GOAL OF THE EXERCISE: Return the material exactly as supplied, apart from the pictures, which are omitted.

Stored data:
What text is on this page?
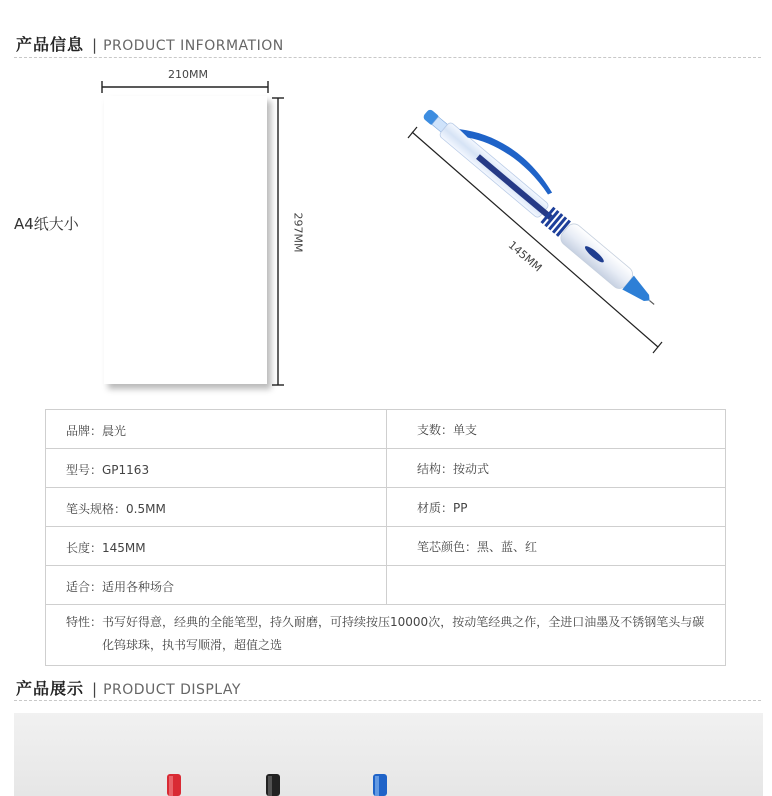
产品信息 | PRODUCT INFORMATION
A4纸大小
210MM
297MM
145MM
品牌：晨光	支数：单支
型号：GP1163	结构：按动式
笔头规格：0.5MM	材质：PP
长度：145MM	笔芯颜色：黑、蓝、红
适合：适用各种场合	

特性： 书写好得意，经典的全能笔型，持久耐磨，可持续按压10000次，按动笔经典之作，全进口油墨及不锈钢笔头与碳化钨球珠，执书写顺滑，超值之选	
产品展示 | PRODUCT DISPLAY
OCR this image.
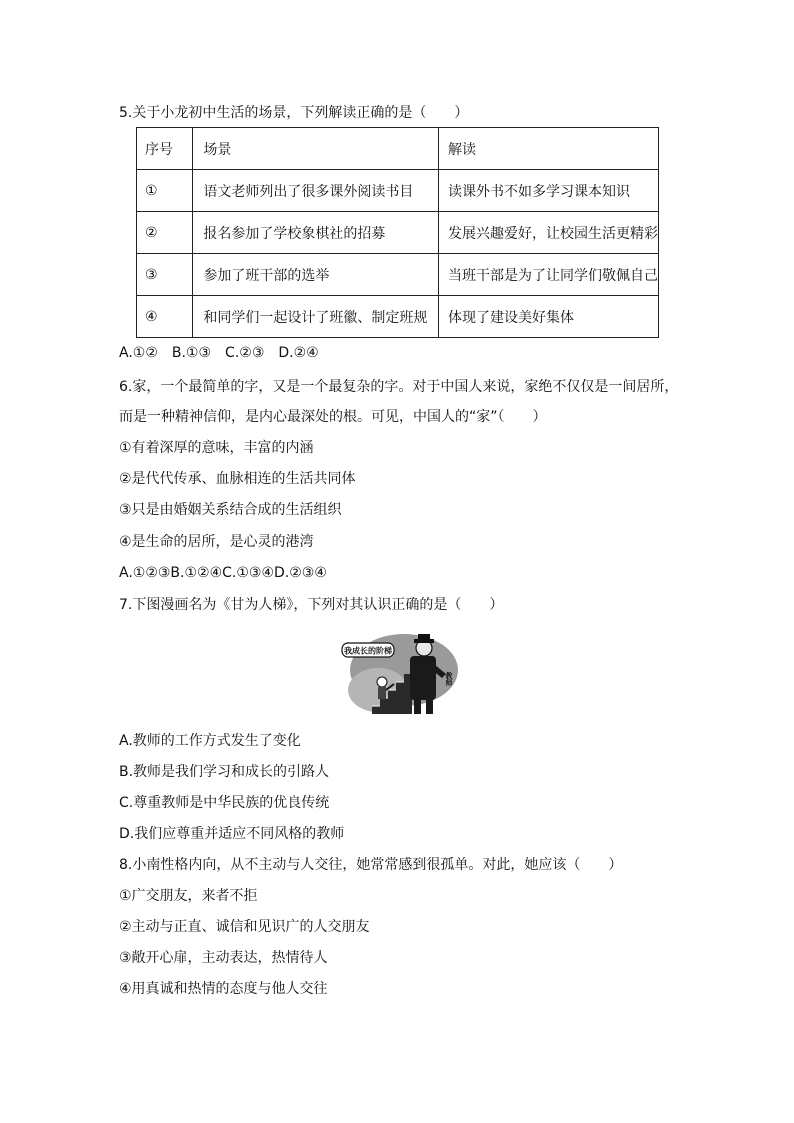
5.关于小龙初中生活的场景，下列解读正确的是（　　）
序号	场景	解读
①	语文老师列出了很多课外阅读书目	读课外书不如多学习课本知识
②	报名参加了学校象棋社的招募	发展兴趣爱好，让校园生活更精彩
③	参加了班干部的选举	当班干部是为了让同学们敬佩自己
④	和同学们一起设计了班徽、制定班规	体现了建设美好集体
A.①②　B.①③　C.②③　D.②④
6.家，一个最简单的字，又是一个最复杂的字。对于中国人来说，家绝不仅仅是一间居所，
而是一种精神信仰，是内心最深处的根。可见，中国人的“家”（　　）
①有着深厚的意味，丰富的内涵
②是代代传承、血脉相连的生活共同体
③只是由婚姻关系结合成的生活组织
④是生命的居所，是心灵的港湾
A.①②③B.①②④C.①③④D.②③④
7.下图漫画名为《甘为人梯》，下列对其认识正确的是（　　）
我成长的阶梯
教师
A.教师的工作方式发生了变化
B.教师是我们学习和成长的引路人
C.尊重教师是中华民族的优良传统
D.我们应尊重并适应不同风格的教师
8.小南性格内向，从不主动与人交往，她常常感到很孤单。对此，她应该（　　）
①广交朋友，来者不拒
②主动与正直、诚信和见识广的人交朋友
③敞开心扉，主动表达，热情待人
④用真诚和热情的态度与他人交往
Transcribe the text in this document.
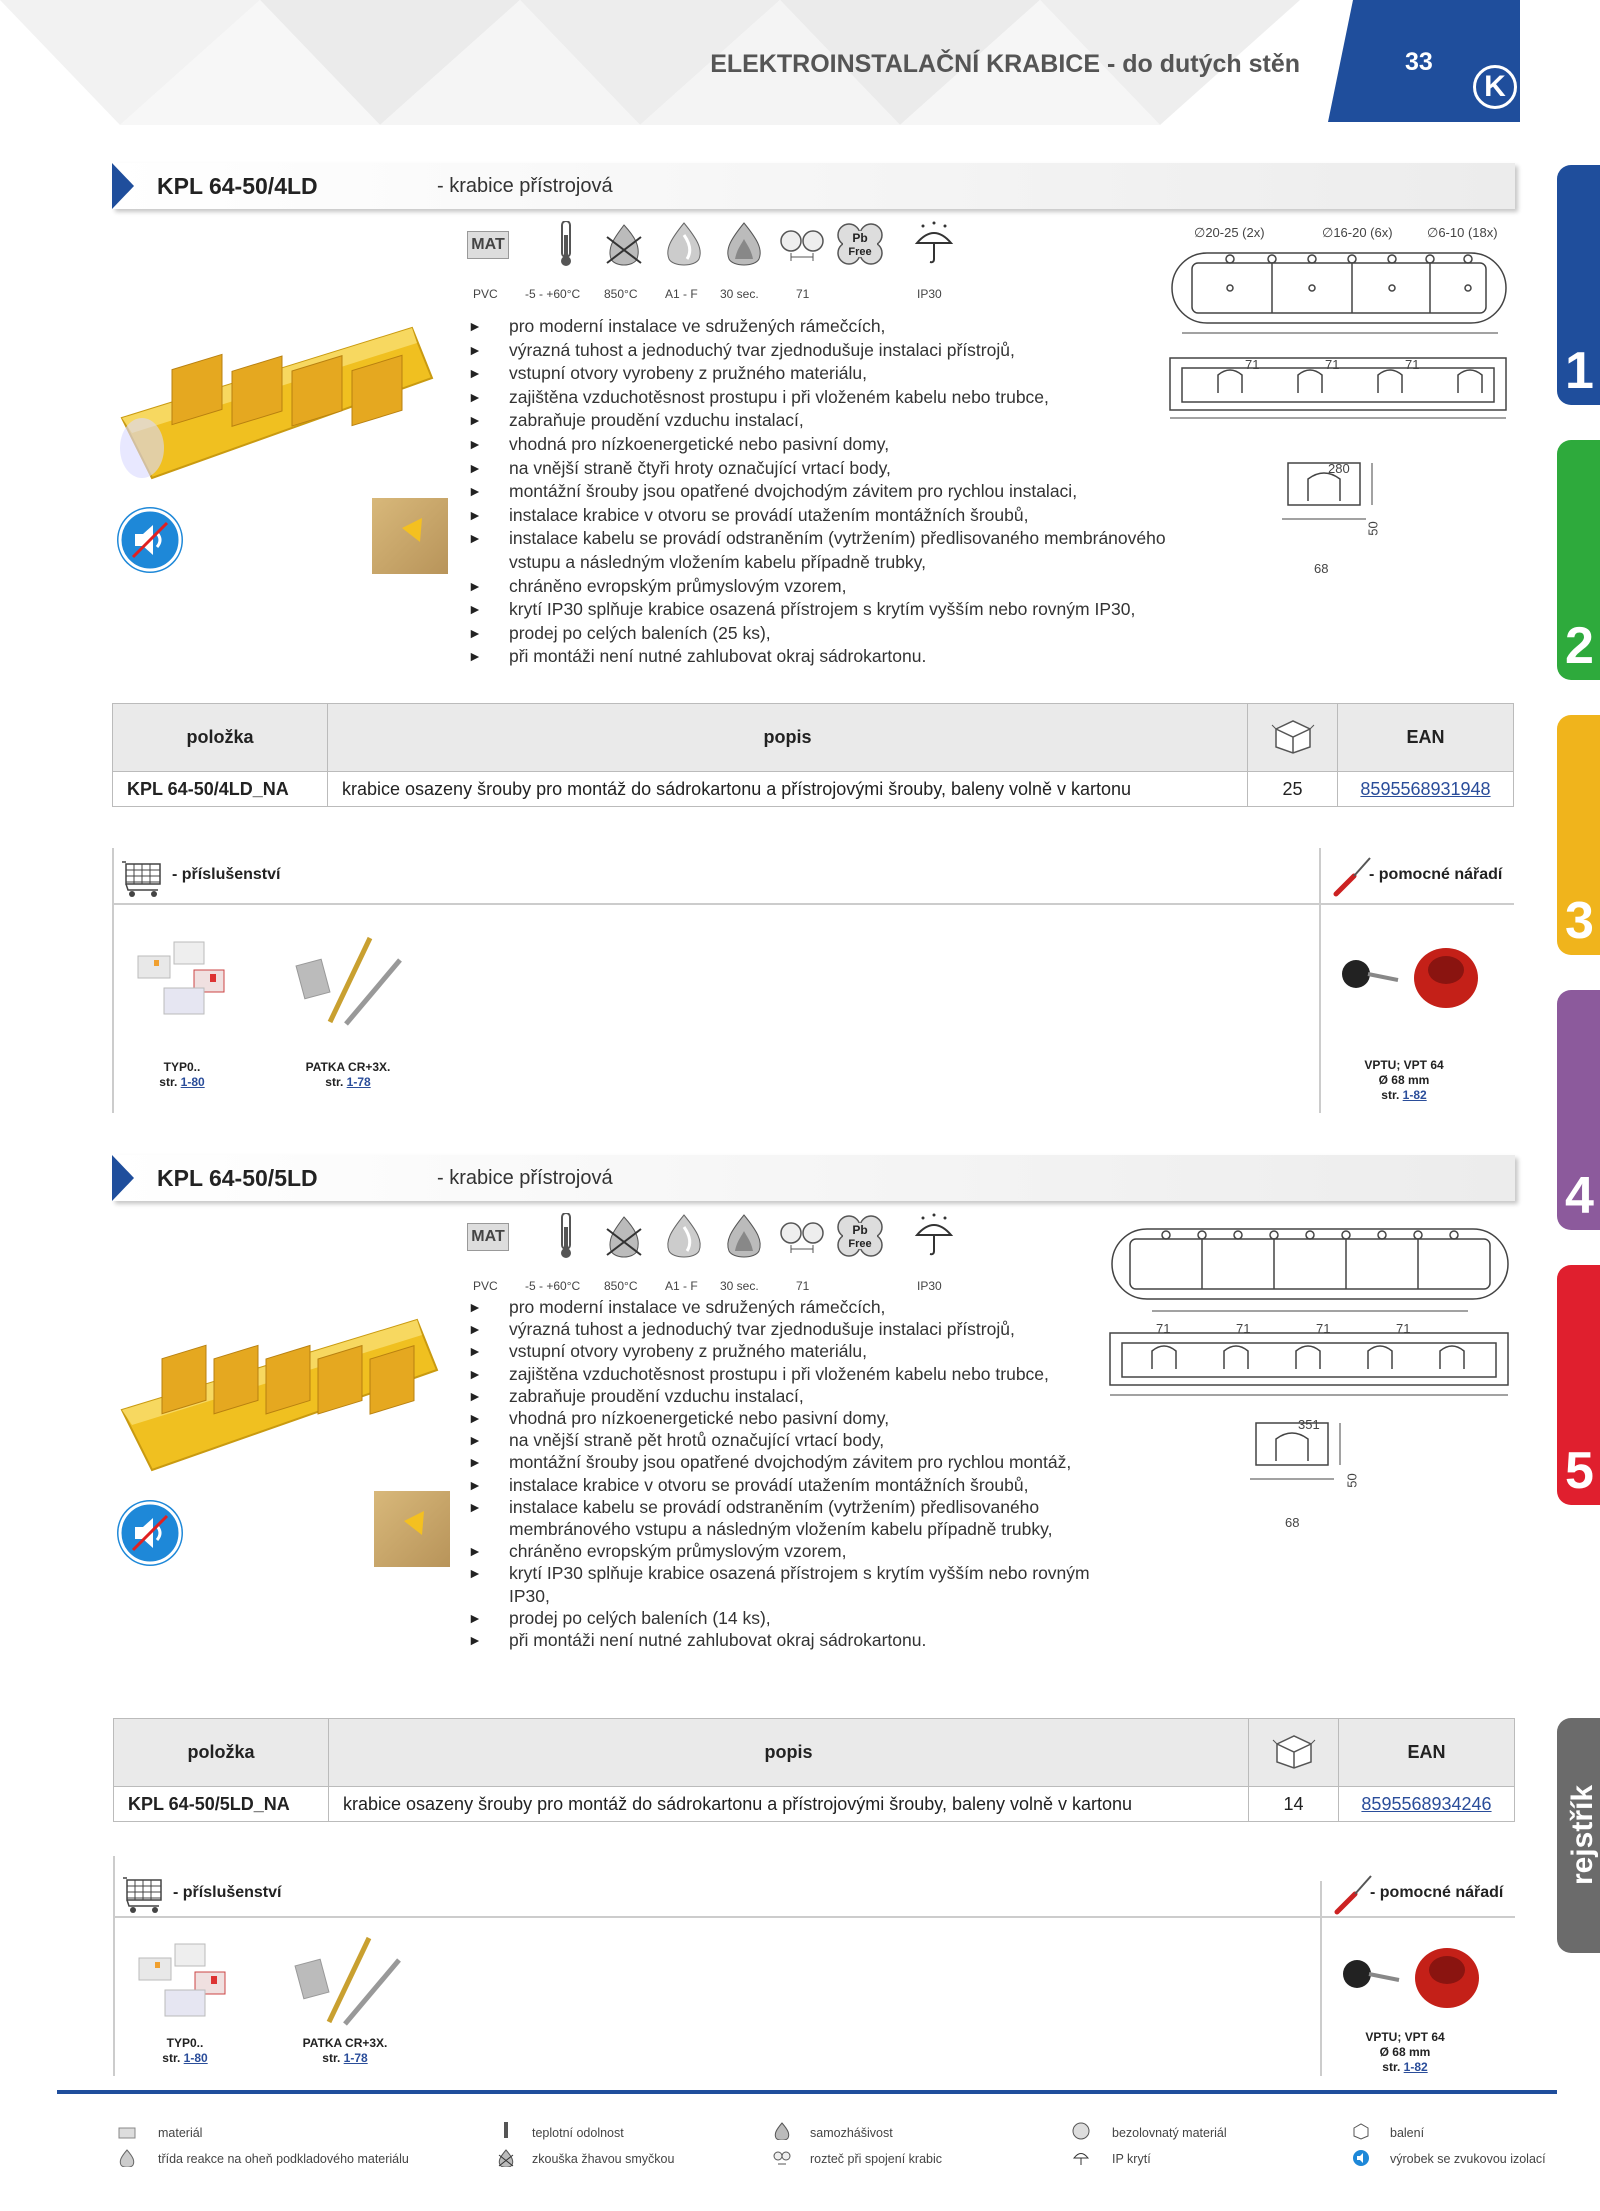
ELEKTROINSTALAČNÍ KRABICE - do dutých stěn	33
K
1
2
3
4
5
rejstřík
KPL 64-50/4LD	- krabice přístrojová
MAT	Pb
Free
PVC -5 - +60°C 850°C A1 - F 30 sec.	71	IP30
► pro moderní instalace ve sdružených rámečcích,
► výrazná tuhost a jednoduchý tvar zjednodušuje instalaci přístrojů,
► vstupní otvory vyrobeny z pružného materiálu,
► zajištěna vzduchotěsnost prostupu i při vloženém kabelu nebo trubce,
► zabraňuje proudění vzduchu instalací,
► vhodná pro nízkoenergetické nebo pasivní domy,
► na vnější straně čtyři hroty označující vrtací body,
► montážní šrouby jsou opatřené dvojchodým závitem pro rychlou instalaci,
► instalace krabice v otvoru se provádí utažením montážních šroubů,
► instalace kabelu se provádí odstraněním (vytržením) předlisovaného membránového vstupu a následným vložením kabelu případně trubky,
► chráněno evropským průmyslovým vzorem,
► krytí IP30 splňuje krabice osazená přístrojem s krytím vyšším nebo rovným IP30,
► prodej po celých baleních (25 ks),
► při montáži není nutné zahlubovat okraj sádrokartonu.
∅20-25 (2x)	∅16-20 (6x)	∅6-10 (18x)
71	71	71
280
50
68
položka	popis		EAN
KPL 64-50/4LD_NA	krabice osazeny šrouby pro montáž do sádrokartonu a přístrojovými šrouby, baleny volně v kartonu	25	8595568931948
- příslušenství	- pomocné nářadí
TYP0..
str. 1-80
PATKA CR+3X.
str. 1-78
VPTU; VPT 64
Ø 68 mm
str. 1-82
KPL 64-50/5LD	- krabice přístrojová
MAT	Pb
Free
PVC -5 - +60°C 850°C A1 - F 30 sec.	71	IP30
► pro moderní instalace ve sdružených rámečcích,
► výrazná tuhost a jednoduchý tvar zjednodušuje instalaci přístrojů,
► vstupní otvory vyrobeny z pružného materiálu,
► zajištěna vzduchotěsnost prostupu i při vloženém kabelu nebo trubce,
► zabraňuje proudění vzduchu instalací,
► vhodná pro nízkoenergetické nebo pasivní domy,
► na vnější straně pět hrotů označující vrtací body,
► montážní šrouby jsou opatřené dvojchodým závitem pro rychlou montáž,
► instalace krabice v otvoru se provádí utažením montážních šroubů,
► instalace kabelu se provádí odstraněním (vytržením) předlisovaného membránového vstupu a následným vložením kabelu případně trubky,
► chráněno evropským průmyslovým vzorem,
► krytí IP30 splňuje krabice osazená přístrojem s krytím vyšším nebo rovným IP30,
► prodej po celých baleních (14 ks),
► při montáži není nutné zahlubovat okraj sádrokartonu.
71	71	71	71
351
50
68
položka	popis		EAN
KPL 64-50/5LD_NA	krabice osazeny šrouby pro montáž do sádrokartonu a přístrojovými šrouby, baleny volně v kartonu	14	8595568934246
- příslušenství	- pomocné nářadí
TYP0..
str. 1-80
PATKA CR+3X.
str. 1-78
VPTU; VPT 64
Ø 68 mm
str. 1-82
materiál	teplotní odolnost	samozhášivost	bezolovnatý materiál	balení
třída reakce na oheň podkladového materiálu	zkouška žhavou smyčkou	rozteč při spojení krabic	IP krytí	výrobek se zvukovou izolací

FINISHED TASK:
What text is on this page?
产品信息 | PRODUCT INFORMATION
A4纸大小
210MM
297MM
145MM
品牌：晨光	支数：单支
型号：GP1163	结构：按动式
笔头规格：0.5MM	材质：PP
长度：145MM	笔芯颜色：黑、蓝、红
适合：适用各种场合	

特性： 书写好得意，经典的全能笔型，持久耐磨，可持续按压10000次，按动笔经典之作，全进口油墨及不锈钢笔头与碳化钨球珠，执书写顺滑，超值之选	
产品展示 | PRODUCT DISPLAY
OCR this image.
5.关于小龙初中生活的场景，下列解读正确的是（　　）
序号	场景	解读
①	语文老师列出了很多课外阅读书目	读课外书不如多学习课本知识
②	报名参加了学校象棋社的招募	发展兴趣爱好，让校园生活更精彩
③	参加了班干部的选举	当班干部是为了让同学们敬佩自己
④	和同学们一起设计了班徽、制定班规	体现了建设美好集体
A.①②　B.①③　C.②③　D.②④
6.家，一个最简单的字，又是一个最复杂的字。对于中国人来说，家绝不仅仅是一间居所，
而是一种精神信仰，是内心最深处的根。可见，中国人的“家”（　　）
①有着深厚的意味，丰富的内涵
②是代代传承、血脉相连的生活共同体
③只是由婚姻关系结合成的生活组织
④是生命的居所，是心灵的港湾
A.①②③B.①②④C.①③④D.②③④
7.下图漫画名为《甘为人梯》，下列对其认识正确的是（　　）
我成长的阶梯
教师
A.教师的工作方式发生了变化
B.教师是我们学习和成长的引路人
C.尊重教师是中华民族的优良传统
D.我们应尊重并适应不同风格的教师
8.小南性格内向，从不主动与人交往，她常常感到很孤单。对此，她应该（　　）
①广交朋友，来者不拒
②主动与正直、诚信和见识广的人交朋友
③敞开心扉，主动表达，热情待人
④用真诚和热情的态度与他人交往
Transcribe the text in this document.
ELEKTROINSTALAČNÍ KRABICE - do dutých stěn	33
K
1
2
3
4
5
rejstřík
KPL 64-50/4LD	- krabice přístrojová
MAT	Pb
Free
PVC -5 - +60°C 850°C A1 - F 30 sec.	71	IP30
► pro moderní instalace ve sdružených rámečcích,
► výrazná tuhost a jednoduchý tvar zjednodušuje instalaci přístrojů,
► vstupní otvory vyrobeny z pružného materiálu,
► zajištěna vzduchotěsnost prostupu i při vloženém kabelu nebo trubce,
► zabraňuje proudění vzduchu instalací,
► vhodná pro nízkoenergetické nebo pasivní domy,
► na vnější straně čtyři hroty označující vrtací body,
► montážní šrouby jsou opatřené dvojchodým závitem pro rychlou instalaci,
► instalace krabice v otvoru se provádí utažením montážních šroubů,
► instalace kabelu se provádí odstraněním (vytržením) předlisovaného membránového vstupu a následným vložením kabelu případně trubky,
► chráněno evropským průmyslovým vzorem,
► krytí IP30 splňuje krabice osazená přístrojem s krytím vyšším nebo rovným IP30,
► prodej po celých baleních (25 ks),
► při montáži není nutné zahlubovat okraj sádrokartonu.
∅20-25 (2x)	∅16-20 (6x)	∅6-10 (18x)
71	71	71
280
50
68
položka	popis		EAN
KPL 64-50/4LD_NA	krabice osazeny šrouby pro montáž do sádrokartonu a přístrojovými šrouby, baleny volně v kartonu	25	8595568931948
- příslušenství	- pomocné nářadí
TYP0..
str. 1-80
PATKA CR+3X.
str. 1-78
VPTU; VPT 64
Ø 68 mm
str. 1-82
KPL 64-50/5LD	- krabice přístrojová
MAT	Pb
Free
PVC -5 - +60°C 850°C A1 - F 30 sec.	71	IP30
► pro moderní instalace ve sdružených rámečcích,
► výrazná tuhost a jednoduchý tvar zjednodušuje instalaci přístrojů,
► vstupní otvory vyrobeny z pružného materiálu,
► zajištěna vzduchotěsnost prostupu i při vloženém kabelu nebo trubce,
► zabraňuje proudění vzduchu instalací,
► vhodná pro nízkoenergetické nebo pasivní domy,
► na vnější straně pět hrotů označující vrtací body,
► montážní šrouby jsou opatřené dvojchodým závitem pro rychlou montáž,
► instalace krabice v otvoru se provádí utažením montážních šroubů,
► instalace kabelu se provádí odstraněním (vytržením) předlisovaného membránového vstupu a následným vložením kabelu případně trubky,
► chráněno evropským průmyslovým vzorem,
► krytí IP30 splňuje krabice osazená přístrojem s krytím vyšším nebo rovným IP30,
► prodej po celých baleních (14 ks),
► při montáži není nutné zahlubovat okraj sádrokartonu.
71	71	71	71
351
50
68
položka	popis		EAN
KPL 64-50/5LD_NA	krabice osazeny šrouby pro montáž do sádrokartonu a přístrojovými šrouby, baleny volně v kartonu	14	8595568934246
- příslušenství	- pomocné nářadí
TYP0..
str. 1-80
PATKA CR+3X.
str. 1-78
VPTU; VPT 64
Ø 68 mm
str. 1-82
materiál	teplotní odolnost	samozhášivost	bezolovnatý materiál	balení
třída reakce na oheň podkladového materiálu	zkouška žhavou smyčkou	rozteč při spojení krabic	IP krytí	výrobek se zvukovou izolací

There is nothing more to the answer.